| Description of the task |
Give an exact copy of every line, leaving images out.
++++++++++
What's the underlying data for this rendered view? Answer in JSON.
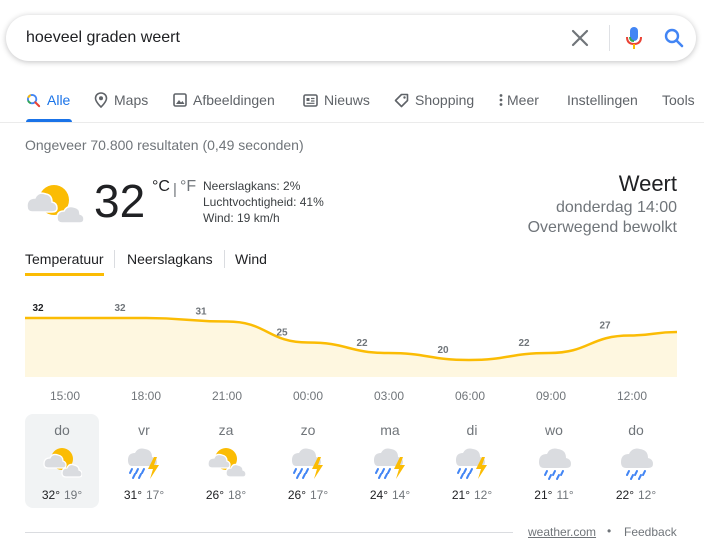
{
  "search": {
    "query": "hoeveel graden weert"
  },
  "tabs": [
    {
      "label": "Alle",
      "icon": "search-icon",
      "active": true
    },
    {
      "label": "Maps",
      "icon": "map-pin-icon"
    },
    {
      "label": "Afbeeldingen",
      "icon": "image-icon"
    },
    {
      "label": "Nieuws",
      "icon": "news-icon"
    },
    {
      "label": "Shopping",
      "icon": "tag-icon"
    },
    {
      "label": "Meer",
      "icon": "more-vert-icon"
    },
    {
      "label": "Instellingen"
    },
    {
      "label": "Tools"
    }
  ],
  "results_stats": "Ongeveer 70.800 resultaten (0,49 seconden)",
  "weather": {
    "temperature": "32",
    "unit_c": "°C",
    "unit_sep": "|",
    "unit_f": "°F",
    "precipitation": "Neerslagkans: 2%",
    "humidity": "Luchtvochtigheid: 41%",
    "wind": "Wind: 19 km/h",
    "location": "Weert",
    "datetime": "donderdag 14:00",
    "condition": "Overwegend bewolkt",
    "current_icon": "partly-cloudy-icon"
  },
  "chart_tabs": [
    "Temperatuur",
    "Neerslagkans",
    "Wind"
  ],
  "chart_data": {
    "type": "area",
    "x": [
      "14:00",
      "15:00",
      "18:00",
      "21:00",
      "00:00",
      "03:00",
      "06:00",
      "09:00",
      "12:00",
      "14:00"
    ],
    "values": [
      32,
      32,
      32,
      31,
      25,
      22,
      20,
      22,
      27,
      28
    ],
    "labels": [
      "32",
      "32",
      "31",
      "25",
      "22",
      "20",
      "22",
      "27"
    ],
    "tick_labels": [
      "15:00",
      "18:00",
      "21:00",
      "00:00",
      "03:00",
      "06:00",
      "09:00",
      "12:00"
    ],
    "ylim": [
      0,
      34
    ],
    "colors": {
      "line": "#fbbc04",
      "fill": "#fef7e0"
    }
  },
  "forecast": [
    {
      "day": "do",
      "high": "32°",
      "low": "19°",
      "icon": "partly-cloudy-icon"
    },
    {
      "day": "vr",
      "high": "31°",
      "low": "17°",
      "icon": "thunderstorm-icon"
    },
    {
      "day": "za",
      "high": "26°",
      "low": "18°",
      "icon": "partly-cloudy-icon"
    },
    {
      "day": "zo",
      "high": "26°",
      "low": "17°",
      "icon": "thunderstorm-icon"
    },
    {
      "day": "ma",
      "high": "24°",
      "low": "14°",
      "icon": "thunderstorm-icon"
    },
    {
      "day": "di",
      "high": "21°",
      "low": "12°",
      "icon": "thunderstorm-icon"
    },
    {
      "day": "wo",
      "high": "21°",
      "low": "11°",
      "icon": "rain-icon"
    },
    {
      "day": "do",
      "high": "22°",
      "low": "12°",
      "icon": "rain-icon"
    }
  ],
  "footer": {
    "source": "weather.com",
    "separator": "•",
    "feedback": "Feedback"
  },
  "colors": {
    "accent": "#1a73e8",
    "sun": "#fbbc04",
    "cloud": "#dadce0",
    "rain": "#4285f4"
  }
}
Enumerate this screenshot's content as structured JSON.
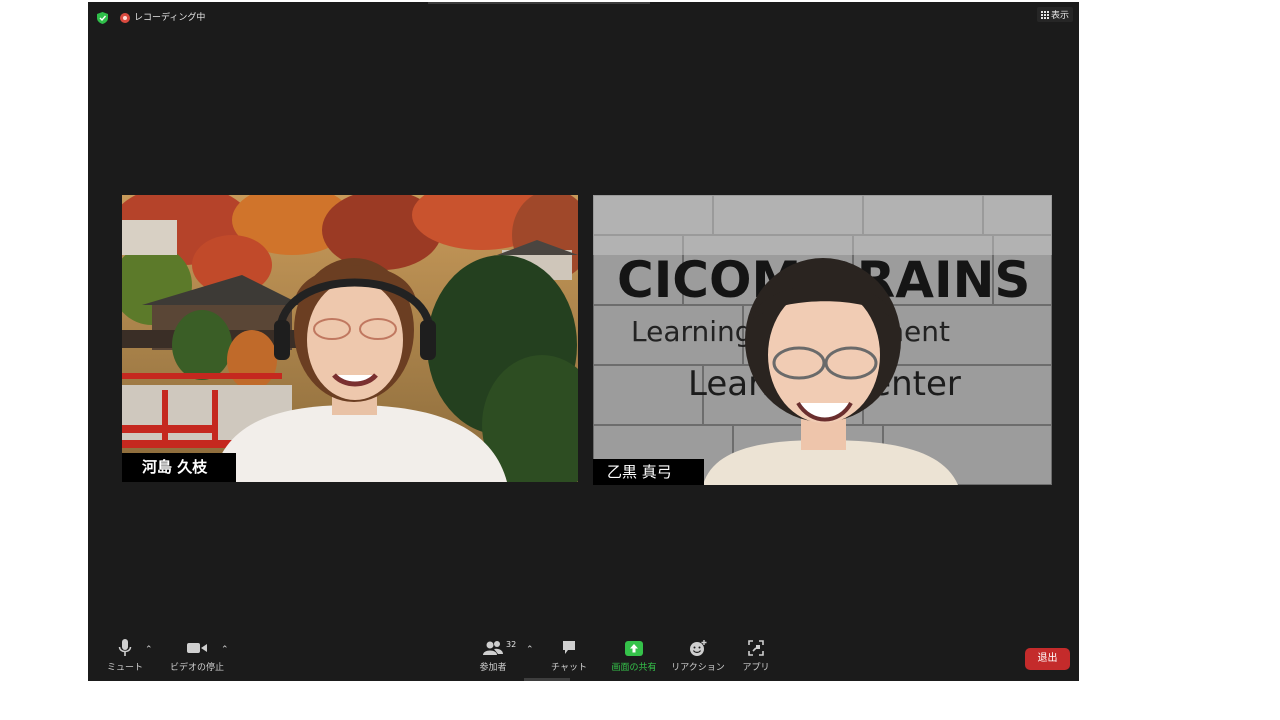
++++++++++
| Full output |
What's the underlying data for this rendered view? Answer in JSON.
{
  "search": {
    "query": "hoeveel graden weert"
  },
  "tabs": [
    {
      "label": "Alle",
      "icon": "search-icon",
      "active": true
    },
    {
      "label": "Maps",
      "icon": "map-pin-icon"
    },
    {
      "label": "Afbeeldingen",
      "icon": "image-icon"
    },
    {
      "label": "Nieuws",
      "icon": "news-icon"
    },
    {
      "label": "Shopping",
      "icon": "tag-icon"
    },
    {
      "label": "Meer",
      "icon": "more-vert-icon"
    },
    {
      "label": "Instellingen"
    },
    {
      "label": "Tools"
    }
  ],
  "results_stats": "Ongeveer 70.800 resultaten (0,49 seconden)",
  "weather": {
    "temperature": "32",
    "unit_c": "°C",
    "unit_sep": "|",
    "unit_f": "°F",
    "precipitation": "Neerslagkans: 2%",
    "humidity": "Luchtvochtigheid: 41%",
    "wind": "Wind: 19 km/h",
    "location": "Weert",
    "datetime": "donderdag 14:00",
    "condition": "Overwegend bewolkt",
    "current_icon": "partly-cloudy-icon"
  },
  "chart_tabs": [
    "Temperatuur",
    "Neerslagkans",
    "Wind"
  ],
  "chart_data": {
    "type": "area",
    "x": [
      "14:00",
      "15:00",
      "18:00",
      "21:00",
      "00:00",
      "03:00",
      "06:00",
      "09:00",
      "12:00",
      "14:00"
    ],
    "values": [
      32,
      32,
      32,
      31,
      25,
      22,
      20,
      22,
      27,
      28
    ],
    "labels": [
      "32",
      "32",
      "31",
      "25",
      "22",
      "20",
      "22",
      "27"
    ],
    "tick_labels": [
      "15:00",
      "18:00",
      "21:00",
      "00:00",
      "03:00",
      "06:00",
      "09:00",
      "12:00"
    ],
    "ylim": [
      0,
      34
    ],
    "colors": {
      "line": "#fbbc04",
      "fill": "#fef7e0"
    }
  },
  "forecast": [
    {
      "day": "do",
      "high": "32°",
      "low": "19°",
      "icon": "partly-cloudy-icon"
    },
    {
      "day": "vr",
      "high": "31°",
      "low": "17°",
      "icon": "thunderstorm-icon"
    },
    {
      "day": "za",
      "high": "26°",
      "low": "18°",
      "icon": "partly-cloudy-icon"
    },
    {
      "day": "zo",
      "high": "26°",
      "low": "17°",
      "icon": "thunderstorm-icon"
    },
    {
      "day": "ma",
      "high": "24°",
      "low": "14°",
      "icon": "thunderstorm-icon"
    },
    {
      "day": "di",
      "high": "21°",
      "low": "12°",
      "icon": "thunderstorm-icon"
    },
    {
      "day": "wo",
      "high": "21°",
      "low": "11°",
      "icon": "rain-icon"
    },
    {
      "day": "do",
      "high": "22°",
      "low": "12°",
      "icon": "rain-icon"
    }
  ],
  "footer": {
    "source": "weather.com",
    "separator": "•",
    "feedback": "Feedback"
  },
  "colors": {
    "accent": "#1a73e8",
    "sun": "#fbbc04",
    "cloud": "#dadce0",
    "rain": "#4285f4"
  }
}
Enumerate this screenshot's content as structured JSON.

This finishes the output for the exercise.